= GIVEN TASK =
Below are some records. How many of their lines contain the string "绩效考核工资"? Give the number only.

= INPUT =
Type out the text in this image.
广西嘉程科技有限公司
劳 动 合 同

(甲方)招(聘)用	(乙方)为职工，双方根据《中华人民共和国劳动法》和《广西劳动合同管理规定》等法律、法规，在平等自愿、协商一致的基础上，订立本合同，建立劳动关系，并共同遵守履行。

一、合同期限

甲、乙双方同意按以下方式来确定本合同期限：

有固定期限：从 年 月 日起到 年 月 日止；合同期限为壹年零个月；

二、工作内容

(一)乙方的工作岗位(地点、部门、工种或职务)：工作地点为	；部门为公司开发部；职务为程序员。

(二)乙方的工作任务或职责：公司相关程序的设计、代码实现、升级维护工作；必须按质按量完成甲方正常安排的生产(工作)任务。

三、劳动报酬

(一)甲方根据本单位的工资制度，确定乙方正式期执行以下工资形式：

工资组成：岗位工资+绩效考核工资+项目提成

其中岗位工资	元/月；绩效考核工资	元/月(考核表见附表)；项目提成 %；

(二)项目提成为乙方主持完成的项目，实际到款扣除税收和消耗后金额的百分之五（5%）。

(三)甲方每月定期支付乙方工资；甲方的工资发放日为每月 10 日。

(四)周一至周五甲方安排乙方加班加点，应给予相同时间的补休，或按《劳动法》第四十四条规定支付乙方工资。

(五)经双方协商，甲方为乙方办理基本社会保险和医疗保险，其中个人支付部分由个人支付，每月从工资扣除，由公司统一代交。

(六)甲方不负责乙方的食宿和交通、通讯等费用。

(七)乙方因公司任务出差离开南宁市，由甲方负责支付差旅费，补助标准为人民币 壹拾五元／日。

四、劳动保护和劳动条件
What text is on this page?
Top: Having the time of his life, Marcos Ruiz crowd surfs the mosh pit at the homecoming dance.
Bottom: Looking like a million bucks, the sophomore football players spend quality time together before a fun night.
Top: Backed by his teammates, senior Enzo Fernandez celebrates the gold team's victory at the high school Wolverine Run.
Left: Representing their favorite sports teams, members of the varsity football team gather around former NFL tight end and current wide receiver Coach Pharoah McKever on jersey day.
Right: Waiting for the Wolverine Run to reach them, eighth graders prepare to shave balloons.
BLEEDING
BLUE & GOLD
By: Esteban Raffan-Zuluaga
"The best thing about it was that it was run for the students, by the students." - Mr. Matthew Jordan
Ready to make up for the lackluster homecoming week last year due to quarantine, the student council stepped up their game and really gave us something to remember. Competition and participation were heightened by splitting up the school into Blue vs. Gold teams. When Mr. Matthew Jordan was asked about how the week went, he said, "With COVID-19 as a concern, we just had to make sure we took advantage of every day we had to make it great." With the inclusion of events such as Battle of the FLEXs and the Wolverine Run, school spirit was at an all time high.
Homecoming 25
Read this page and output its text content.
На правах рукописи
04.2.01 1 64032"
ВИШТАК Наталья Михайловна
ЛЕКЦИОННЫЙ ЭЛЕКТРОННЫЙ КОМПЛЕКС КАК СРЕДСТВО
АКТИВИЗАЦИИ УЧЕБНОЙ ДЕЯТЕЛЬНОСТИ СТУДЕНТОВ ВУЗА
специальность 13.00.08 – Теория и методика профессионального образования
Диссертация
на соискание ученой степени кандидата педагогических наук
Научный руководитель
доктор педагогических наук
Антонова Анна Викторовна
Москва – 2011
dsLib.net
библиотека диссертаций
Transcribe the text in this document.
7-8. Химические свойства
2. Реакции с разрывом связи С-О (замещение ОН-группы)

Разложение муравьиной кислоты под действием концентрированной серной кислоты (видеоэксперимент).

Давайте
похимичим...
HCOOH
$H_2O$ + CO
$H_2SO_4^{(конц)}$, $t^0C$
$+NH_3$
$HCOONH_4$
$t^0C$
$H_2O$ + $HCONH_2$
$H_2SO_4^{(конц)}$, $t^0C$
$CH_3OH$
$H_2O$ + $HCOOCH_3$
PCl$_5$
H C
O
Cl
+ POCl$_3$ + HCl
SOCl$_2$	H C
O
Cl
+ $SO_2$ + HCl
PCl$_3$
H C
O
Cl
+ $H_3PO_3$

= COMPLETE ANSWER =
2